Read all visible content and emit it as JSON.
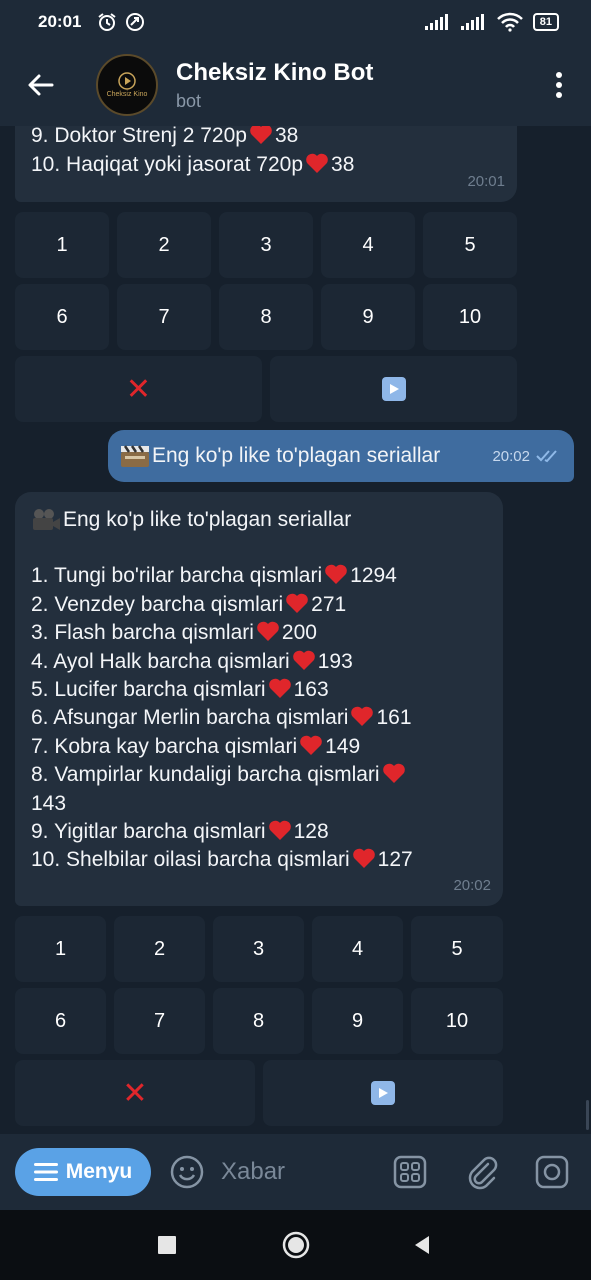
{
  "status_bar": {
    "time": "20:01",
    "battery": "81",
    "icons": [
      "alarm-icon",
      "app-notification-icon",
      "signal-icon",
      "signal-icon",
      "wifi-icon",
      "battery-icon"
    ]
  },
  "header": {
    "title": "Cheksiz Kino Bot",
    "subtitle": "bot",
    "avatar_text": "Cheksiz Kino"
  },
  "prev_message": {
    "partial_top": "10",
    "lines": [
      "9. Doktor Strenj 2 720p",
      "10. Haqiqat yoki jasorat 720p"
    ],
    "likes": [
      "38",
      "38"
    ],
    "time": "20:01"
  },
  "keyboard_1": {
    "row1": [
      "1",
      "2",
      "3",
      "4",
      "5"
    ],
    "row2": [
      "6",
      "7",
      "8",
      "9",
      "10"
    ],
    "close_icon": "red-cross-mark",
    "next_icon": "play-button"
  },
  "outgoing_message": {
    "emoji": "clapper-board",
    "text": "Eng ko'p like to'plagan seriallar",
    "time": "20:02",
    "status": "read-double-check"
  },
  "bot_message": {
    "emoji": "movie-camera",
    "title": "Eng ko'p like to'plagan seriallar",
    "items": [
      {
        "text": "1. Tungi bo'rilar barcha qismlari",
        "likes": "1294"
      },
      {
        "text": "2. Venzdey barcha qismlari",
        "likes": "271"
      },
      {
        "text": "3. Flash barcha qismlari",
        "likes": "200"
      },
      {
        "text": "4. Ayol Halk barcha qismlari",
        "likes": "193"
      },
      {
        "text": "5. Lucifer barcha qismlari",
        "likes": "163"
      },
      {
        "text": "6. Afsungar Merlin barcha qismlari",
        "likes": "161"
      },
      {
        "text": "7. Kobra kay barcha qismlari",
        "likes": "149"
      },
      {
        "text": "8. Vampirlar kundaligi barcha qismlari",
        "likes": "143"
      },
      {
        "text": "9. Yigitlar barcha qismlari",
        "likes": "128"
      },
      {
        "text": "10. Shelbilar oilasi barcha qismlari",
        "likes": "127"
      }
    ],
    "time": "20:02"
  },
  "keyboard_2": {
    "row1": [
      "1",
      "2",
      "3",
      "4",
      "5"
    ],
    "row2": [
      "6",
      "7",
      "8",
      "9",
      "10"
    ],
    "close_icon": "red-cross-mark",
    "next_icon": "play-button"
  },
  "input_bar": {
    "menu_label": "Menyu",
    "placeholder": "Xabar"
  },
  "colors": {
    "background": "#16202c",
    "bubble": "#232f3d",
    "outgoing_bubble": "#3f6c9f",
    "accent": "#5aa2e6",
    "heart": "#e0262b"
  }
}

☆ ☆ ☆ ☆

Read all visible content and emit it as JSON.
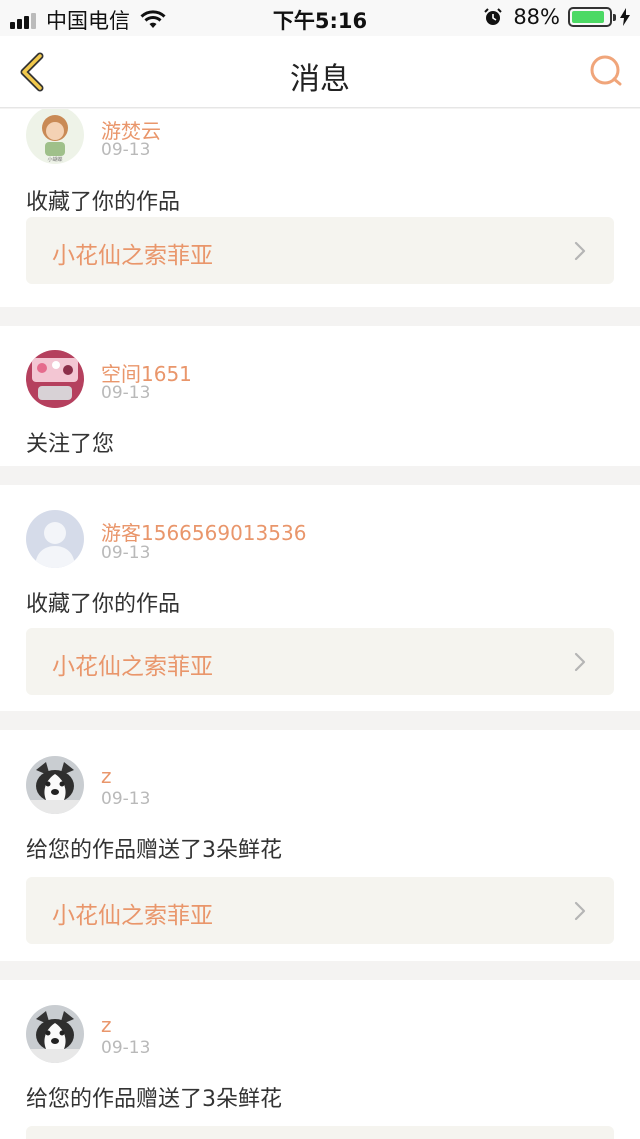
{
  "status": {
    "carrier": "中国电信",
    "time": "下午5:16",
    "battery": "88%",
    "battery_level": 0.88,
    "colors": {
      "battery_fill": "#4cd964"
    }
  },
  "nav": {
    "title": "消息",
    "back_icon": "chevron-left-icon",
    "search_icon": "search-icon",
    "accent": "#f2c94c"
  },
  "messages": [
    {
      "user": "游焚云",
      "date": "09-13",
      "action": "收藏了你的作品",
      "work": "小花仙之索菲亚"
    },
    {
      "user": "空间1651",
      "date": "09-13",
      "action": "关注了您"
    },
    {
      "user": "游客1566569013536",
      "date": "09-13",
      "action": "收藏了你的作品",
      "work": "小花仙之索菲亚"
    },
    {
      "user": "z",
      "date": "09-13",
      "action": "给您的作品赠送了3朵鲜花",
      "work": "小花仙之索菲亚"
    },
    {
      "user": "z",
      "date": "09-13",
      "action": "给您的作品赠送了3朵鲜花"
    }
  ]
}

☆ ☆ ☆ ☆

*Required task*. Out of the material above, gather each line where "action" appears.

*Full solution*.
      "action": "收藏了你的作品",
      "action": "关注了您"
      "action": "收藏了你的作品",
      "action": "给您的作品赠送了3朵鲜花",
      "action": "给您的作品赠送了3朵鲜花"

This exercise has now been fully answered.